Only lines with the word "series" are needed; collect each of them from the listing below.

++++ RECORDS TO USE

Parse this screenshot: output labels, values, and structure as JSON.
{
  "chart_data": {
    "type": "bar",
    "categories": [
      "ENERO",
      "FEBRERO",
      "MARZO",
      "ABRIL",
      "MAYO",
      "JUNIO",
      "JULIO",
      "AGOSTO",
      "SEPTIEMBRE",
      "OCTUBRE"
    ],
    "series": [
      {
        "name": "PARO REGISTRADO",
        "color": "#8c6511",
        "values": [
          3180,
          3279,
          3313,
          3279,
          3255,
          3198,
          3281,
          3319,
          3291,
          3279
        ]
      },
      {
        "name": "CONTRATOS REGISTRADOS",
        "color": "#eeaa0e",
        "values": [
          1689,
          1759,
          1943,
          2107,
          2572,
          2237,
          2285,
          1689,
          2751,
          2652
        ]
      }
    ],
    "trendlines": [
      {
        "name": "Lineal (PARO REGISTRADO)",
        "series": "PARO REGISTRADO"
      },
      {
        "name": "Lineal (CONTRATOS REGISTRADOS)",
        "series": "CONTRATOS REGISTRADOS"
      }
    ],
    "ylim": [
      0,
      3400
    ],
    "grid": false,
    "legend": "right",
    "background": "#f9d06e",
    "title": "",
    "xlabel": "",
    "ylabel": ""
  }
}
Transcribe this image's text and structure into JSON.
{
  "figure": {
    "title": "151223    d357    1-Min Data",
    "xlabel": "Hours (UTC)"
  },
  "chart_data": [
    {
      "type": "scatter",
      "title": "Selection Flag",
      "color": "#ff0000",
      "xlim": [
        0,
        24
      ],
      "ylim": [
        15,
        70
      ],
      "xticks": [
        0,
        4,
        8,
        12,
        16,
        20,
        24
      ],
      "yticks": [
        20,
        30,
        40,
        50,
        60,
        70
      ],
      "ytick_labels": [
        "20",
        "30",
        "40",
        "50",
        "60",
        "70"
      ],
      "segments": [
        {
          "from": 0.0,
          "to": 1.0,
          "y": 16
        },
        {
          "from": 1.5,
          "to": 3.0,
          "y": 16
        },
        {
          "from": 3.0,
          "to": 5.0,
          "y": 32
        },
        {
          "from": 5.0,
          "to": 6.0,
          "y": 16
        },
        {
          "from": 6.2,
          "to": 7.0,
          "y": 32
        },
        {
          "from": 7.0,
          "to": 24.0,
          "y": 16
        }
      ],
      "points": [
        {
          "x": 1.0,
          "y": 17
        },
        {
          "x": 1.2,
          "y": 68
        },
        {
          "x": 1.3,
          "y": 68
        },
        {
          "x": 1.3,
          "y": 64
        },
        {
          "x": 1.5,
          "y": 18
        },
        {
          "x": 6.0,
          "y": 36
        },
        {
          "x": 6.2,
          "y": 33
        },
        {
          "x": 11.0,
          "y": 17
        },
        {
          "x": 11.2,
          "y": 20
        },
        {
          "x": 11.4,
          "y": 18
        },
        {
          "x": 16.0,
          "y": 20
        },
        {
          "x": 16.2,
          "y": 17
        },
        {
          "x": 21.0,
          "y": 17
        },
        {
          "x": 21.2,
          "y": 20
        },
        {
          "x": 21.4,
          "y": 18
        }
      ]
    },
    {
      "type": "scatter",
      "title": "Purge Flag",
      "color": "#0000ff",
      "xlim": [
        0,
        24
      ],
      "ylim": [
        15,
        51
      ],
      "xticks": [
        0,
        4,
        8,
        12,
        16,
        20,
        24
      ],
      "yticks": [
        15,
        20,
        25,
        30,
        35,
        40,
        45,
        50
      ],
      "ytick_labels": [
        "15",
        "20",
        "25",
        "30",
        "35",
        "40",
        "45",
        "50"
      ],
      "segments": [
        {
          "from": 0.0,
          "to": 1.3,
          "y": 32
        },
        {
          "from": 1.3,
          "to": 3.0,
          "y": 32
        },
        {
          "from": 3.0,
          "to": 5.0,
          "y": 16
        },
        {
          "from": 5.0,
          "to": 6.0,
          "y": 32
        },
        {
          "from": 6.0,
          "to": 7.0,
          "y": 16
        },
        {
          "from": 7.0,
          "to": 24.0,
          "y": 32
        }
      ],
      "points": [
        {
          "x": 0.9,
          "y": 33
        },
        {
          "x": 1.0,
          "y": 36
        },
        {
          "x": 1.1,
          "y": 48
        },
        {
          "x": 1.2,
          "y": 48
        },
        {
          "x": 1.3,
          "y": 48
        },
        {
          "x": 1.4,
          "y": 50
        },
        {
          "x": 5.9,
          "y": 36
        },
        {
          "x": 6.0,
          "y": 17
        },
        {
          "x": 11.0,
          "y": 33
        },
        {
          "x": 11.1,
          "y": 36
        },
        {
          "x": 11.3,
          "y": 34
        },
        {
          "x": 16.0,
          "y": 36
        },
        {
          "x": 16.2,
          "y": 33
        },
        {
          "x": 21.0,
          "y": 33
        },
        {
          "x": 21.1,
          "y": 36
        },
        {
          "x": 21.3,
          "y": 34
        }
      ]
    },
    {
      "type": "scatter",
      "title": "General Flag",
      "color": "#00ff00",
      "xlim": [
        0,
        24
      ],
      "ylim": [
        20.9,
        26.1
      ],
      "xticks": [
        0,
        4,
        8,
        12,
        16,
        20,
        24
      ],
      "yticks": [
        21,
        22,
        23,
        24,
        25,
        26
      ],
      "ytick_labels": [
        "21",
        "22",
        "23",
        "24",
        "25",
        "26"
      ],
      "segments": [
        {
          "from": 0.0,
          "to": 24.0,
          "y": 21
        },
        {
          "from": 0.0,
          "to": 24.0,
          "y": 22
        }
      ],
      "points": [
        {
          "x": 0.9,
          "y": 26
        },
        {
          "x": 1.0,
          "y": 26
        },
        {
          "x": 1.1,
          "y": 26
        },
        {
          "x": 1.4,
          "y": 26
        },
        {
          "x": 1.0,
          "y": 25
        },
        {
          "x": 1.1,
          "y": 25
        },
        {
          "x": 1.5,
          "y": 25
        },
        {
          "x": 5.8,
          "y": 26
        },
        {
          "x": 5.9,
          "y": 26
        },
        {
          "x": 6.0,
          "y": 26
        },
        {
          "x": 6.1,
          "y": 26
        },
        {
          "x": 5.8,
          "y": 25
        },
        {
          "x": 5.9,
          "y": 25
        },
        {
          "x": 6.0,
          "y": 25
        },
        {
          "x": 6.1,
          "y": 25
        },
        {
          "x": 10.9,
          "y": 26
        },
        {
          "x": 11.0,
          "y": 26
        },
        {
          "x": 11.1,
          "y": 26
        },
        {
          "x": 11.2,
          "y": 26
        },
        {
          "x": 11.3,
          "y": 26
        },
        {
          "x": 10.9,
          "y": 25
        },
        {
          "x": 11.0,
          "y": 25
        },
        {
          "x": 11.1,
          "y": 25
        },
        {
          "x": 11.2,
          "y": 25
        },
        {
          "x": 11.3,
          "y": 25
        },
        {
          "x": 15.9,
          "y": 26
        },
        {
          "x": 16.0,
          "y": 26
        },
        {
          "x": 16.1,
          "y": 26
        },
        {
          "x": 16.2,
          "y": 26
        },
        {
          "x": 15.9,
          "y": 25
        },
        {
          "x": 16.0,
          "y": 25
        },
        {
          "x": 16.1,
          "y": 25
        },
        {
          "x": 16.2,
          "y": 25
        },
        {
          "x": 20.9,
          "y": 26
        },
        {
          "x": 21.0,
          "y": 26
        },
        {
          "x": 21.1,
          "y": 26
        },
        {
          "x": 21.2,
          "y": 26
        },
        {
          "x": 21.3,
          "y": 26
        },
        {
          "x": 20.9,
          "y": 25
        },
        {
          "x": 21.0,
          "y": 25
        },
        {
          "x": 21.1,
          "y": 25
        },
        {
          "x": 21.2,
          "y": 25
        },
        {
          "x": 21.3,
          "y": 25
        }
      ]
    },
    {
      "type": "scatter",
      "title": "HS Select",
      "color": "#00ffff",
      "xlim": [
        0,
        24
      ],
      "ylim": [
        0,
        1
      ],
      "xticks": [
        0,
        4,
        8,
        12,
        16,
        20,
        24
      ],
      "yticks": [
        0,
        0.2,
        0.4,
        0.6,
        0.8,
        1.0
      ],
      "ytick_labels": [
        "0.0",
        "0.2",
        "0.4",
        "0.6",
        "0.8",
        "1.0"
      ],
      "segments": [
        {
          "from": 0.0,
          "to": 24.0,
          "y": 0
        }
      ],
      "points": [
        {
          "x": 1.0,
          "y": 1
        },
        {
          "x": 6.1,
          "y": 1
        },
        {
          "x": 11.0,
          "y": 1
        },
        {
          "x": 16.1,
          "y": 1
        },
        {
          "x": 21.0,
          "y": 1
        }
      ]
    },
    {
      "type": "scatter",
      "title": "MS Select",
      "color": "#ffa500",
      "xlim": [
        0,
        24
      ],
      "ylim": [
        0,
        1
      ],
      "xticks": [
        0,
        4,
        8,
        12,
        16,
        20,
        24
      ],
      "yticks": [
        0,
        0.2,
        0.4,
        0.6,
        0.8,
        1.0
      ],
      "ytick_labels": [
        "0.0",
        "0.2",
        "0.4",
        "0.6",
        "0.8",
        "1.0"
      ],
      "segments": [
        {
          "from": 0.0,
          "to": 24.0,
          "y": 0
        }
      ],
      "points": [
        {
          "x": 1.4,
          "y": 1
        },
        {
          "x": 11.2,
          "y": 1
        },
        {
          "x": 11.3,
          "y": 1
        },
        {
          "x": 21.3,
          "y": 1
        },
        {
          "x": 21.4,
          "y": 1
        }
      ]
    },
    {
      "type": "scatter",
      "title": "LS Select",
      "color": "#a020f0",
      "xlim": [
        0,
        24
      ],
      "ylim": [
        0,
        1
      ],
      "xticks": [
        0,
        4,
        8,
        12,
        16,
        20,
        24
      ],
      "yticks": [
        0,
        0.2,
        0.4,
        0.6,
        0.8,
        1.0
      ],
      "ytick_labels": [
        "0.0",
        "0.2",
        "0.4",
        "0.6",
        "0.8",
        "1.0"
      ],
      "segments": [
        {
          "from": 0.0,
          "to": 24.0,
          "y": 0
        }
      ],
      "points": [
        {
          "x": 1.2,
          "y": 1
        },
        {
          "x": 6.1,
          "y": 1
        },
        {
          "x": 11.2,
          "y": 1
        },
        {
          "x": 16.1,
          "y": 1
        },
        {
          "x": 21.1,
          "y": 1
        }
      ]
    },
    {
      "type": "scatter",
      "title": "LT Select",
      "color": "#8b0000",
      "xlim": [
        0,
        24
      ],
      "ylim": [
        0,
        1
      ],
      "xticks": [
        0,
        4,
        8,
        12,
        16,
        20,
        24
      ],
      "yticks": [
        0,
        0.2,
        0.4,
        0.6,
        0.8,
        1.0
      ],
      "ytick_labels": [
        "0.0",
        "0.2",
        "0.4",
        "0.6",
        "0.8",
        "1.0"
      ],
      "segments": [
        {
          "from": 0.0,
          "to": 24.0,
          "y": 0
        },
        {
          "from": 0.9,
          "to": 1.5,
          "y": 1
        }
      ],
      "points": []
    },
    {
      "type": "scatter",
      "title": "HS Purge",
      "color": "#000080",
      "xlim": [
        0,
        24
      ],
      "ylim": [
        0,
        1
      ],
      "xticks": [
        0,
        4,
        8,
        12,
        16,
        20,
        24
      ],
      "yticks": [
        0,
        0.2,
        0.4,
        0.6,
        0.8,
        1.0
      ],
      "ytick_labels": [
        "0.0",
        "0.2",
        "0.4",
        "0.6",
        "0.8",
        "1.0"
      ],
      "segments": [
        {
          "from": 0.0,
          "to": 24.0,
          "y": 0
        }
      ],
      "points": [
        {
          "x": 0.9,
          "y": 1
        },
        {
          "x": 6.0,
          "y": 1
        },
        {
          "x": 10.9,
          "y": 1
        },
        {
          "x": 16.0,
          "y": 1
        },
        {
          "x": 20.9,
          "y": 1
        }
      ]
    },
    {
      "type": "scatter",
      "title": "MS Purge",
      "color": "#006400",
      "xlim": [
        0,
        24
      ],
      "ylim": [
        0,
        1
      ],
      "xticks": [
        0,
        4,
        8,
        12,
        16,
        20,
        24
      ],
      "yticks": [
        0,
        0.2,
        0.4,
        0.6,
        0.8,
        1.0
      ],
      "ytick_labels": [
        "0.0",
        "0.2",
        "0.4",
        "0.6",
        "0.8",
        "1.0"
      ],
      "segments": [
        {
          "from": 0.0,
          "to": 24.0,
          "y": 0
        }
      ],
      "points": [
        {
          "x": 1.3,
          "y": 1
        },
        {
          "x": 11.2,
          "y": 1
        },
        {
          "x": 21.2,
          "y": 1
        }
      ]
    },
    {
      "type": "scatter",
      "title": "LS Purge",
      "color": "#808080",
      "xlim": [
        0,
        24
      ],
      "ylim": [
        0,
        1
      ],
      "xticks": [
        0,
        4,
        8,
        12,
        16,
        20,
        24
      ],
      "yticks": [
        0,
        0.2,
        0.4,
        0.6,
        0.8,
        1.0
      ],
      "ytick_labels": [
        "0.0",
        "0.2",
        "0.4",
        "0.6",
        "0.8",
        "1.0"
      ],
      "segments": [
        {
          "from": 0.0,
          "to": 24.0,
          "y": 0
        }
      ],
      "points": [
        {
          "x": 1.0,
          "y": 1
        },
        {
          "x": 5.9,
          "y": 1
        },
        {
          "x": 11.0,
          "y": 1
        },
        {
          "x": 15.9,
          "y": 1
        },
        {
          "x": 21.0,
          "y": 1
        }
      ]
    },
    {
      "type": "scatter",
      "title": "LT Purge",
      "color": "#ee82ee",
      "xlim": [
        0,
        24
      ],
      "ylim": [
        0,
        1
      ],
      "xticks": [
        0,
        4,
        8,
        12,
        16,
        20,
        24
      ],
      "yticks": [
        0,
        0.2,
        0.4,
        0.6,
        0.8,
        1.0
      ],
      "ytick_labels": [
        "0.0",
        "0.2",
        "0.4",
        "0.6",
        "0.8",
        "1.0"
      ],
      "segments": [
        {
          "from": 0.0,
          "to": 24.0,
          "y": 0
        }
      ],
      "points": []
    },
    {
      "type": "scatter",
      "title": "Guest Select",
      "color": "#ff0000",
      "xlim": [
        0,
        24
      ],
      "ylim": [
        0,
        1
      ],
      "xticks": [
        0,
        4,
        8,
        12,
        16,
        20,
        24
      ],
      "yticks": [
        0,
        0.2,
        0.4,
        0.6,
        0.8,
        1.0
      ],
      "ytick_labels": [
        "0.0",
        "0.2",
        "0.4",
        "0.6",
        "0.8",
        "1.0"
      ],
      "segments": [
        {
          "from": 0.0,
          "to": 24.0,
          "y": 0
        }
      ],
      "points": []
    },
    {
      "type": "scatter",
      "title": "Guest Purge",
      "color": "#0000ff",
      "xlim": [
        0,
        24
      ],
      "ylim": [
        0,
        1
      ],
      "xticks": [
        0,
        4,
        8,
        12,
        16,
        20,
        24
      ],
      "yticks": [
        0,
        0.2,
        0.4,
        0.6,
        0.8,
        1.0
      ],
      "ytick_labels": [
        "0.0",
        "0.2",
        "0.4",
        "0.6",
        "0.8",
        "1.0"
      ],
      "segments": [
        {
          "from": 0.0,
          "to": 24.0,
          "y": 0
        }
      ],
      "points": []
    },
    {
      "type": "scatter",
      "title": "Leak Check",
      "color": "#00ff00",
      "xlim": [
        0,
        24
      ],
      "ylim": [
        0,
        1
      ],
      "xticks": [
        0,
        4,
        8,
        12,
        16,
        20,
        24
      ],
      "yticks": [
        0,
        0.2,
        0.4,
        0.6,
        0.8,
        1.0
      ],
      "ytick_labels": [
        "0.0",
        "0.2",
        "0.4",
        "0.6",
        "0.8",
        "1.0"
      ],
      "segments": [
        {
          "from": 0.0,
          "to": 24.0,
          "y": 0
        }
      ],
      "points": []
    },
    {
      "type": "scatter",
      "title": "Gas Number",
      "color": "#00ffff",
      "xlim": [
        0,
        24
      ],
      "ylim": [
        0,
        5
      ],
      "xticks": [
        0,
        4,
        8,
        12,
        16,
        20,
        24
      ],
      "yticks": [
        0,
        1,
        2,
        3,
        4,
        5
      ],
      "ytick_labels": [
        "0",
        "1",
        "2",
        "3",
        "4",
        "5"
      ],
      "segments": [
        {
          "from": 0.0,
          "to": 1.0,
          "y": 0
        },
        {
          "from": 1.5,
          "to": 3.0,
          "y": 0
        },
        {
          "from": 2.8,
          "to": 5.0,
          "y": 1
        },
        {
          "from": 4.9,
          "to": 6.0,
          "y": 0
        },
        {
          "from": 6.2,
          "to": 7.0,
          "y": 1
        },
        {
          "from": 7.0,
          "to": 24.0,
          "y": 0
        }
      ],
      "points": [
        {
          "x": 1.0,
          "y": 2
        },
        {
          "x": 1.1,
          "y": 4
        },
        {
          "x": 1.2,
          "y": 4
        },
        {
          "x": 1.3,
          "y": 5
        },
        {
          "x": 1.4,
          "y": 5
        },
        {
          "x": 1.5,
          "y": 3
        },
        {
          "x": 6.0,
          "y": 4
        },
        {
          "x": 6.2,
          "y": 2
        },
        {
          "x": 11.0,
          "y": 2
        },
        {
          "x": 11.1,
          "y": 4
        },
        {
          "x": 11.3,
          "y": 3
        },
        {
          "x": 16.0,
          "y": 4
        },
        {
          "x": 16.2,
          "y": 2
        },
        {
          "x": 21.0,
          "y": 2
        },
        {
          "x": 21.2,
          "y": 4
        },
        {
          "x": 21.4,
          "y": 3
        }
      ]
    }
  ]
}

++++++++

* **TASK RESULT**:
    "series": [
        "series": "PARO REGISTRADO"
        "series": "CONTRATOS REGISTRADOS"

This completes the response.